**** Input rows

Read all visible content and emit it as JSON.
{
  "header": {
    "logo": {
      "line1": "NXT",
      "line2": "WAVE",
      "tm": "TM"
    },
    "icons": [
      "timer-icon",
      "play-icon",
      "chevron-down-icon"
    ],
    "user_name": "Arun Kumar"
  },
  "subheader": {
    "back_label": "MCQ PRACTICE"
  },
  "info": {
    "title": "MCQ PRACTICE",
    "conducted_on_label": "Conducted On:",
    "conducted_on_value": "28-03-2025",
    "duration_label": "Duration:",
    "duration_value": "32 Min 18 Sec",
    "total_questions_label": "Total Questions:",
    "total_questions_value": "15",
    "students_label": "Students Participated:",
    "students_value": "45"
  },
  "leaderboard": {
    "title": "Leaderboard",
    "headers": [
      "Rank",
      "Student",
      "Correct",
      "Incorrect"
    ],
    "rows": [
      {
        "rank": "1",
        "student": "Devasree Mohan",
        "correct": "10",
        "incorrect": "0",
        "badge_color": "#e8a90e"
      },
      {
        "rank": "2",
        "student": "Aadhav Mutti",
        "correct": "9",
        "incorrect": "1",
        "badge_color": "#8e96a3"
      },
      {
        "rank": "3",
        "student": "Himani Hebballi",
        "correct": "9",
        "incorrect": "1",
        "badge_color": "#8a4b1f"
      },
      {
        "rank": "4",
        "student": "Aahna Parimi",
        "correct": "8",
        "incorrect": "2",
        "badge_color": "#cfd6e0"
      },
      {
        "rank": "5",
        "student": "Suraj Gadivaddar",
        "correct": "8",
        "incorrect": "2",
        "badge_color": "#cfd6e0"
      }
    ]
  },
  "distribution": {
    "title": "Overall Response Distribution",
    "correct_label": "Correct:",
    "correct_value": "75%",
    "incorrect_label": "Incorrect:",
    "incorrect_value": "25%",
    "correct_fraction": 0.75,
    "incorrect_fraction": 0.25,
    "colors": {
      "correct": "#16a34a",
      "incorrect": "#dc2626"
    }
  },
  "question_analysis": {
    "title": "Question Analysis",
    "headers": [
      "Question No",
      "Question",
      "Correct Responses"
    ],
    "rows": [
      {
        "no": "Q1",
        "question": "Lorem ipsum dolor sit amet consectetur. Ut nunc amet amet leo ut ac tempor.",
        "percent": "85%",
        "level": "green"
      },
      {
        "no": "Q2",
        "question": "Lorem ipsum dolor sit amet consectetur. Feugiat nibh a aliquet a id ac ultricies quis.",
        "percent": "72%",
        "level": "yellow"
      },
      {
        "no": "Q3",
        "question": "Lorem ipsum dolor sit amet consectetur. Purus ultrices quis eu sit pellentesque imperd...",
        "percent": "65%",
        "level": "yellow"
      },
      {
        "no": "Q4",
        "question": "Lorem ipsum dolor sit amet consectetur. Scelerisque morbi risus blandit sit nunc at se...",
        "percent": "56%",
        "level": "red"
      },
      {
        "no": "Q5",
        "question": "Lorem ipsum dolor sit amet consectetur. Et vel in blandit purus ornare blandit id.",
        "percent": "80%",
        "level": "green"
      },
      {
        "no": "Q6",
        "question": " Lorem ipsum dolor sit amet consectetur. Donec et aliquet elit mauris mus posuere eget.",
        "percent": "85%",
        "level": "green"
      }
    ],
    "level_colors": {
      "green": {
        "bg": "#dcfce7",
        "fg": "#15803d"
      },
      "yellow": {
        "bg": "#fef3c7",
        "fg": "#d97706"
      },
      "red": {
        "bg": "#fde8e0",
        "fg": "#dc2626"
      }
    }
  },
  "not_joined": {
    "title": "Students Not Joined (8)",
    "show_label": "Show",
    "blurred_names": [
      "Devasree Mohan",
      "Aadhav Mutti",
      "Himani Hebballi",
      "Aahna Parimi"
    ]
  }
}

********

> _Job_
Where a line of the material above holds the string "Mohan", copy that line.

> _Solution for this task_
        "student": "Devasree Mohan",
      "Devasree Mohan",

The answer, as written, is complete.